(Collected data entries)
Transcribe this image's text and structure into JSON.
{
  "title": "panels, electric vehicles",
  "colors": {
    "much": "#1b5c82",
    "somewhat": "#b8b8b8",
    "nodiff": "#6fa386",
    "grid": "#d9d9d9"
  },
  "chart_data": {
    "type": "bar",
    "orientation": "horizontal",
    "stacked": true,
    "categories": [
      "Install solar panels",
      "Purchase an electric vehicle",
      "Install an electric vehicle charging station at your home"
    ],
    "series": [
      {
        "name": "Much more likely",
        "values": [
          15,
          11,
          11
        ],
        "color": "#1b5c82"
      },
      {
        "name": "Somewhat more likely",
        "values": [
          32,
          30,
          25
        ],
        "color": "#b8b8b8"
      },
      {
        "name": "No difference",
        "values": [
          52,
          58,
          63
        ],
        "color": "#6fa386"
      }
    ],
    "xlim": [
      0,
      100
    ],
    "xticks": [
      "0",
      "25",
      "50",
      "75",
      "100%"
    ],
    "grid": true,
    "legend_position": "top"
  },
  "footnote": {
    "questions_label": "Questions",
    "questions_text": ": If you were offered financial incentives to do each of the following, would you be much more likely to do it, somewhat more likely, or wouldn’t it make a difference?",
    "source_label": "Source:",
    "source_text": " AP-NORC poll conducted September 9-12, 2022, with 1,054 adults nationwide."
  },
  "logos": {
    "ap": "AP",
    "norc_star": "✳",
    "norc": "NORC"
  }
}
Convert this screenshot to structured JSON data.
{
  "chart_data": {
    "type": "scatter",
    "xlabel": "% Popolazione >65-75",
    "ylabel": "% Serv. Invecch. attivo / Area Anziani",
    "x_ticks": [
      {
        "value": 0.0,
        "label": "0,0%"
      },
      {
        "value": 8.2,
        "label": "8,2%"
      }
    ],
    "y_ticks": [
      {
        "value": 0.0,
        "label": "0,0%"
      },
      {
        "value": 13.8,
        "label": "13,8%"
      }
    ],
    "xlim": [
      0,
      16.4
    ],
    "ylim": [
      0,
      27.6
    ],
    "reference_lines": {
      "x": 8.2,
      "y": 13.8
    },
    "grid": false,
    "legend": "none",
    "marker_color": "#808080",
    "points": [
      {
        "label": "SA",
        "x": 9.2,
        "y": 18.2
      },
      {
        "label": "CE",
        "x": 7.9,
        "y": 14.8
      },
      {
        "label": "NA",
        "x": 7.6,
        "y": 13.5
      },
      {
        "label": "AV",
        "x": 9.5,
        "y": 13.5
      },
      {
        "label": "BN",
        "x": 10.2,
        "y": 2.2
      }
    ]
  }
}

WHAT NEEDS TO BE DONE | Show every line in the entries where the string "this" occurs.

TASK ANSWER |
Transcribe this image's text and structure into JSON.
Convert this screenshot to structured JSON data.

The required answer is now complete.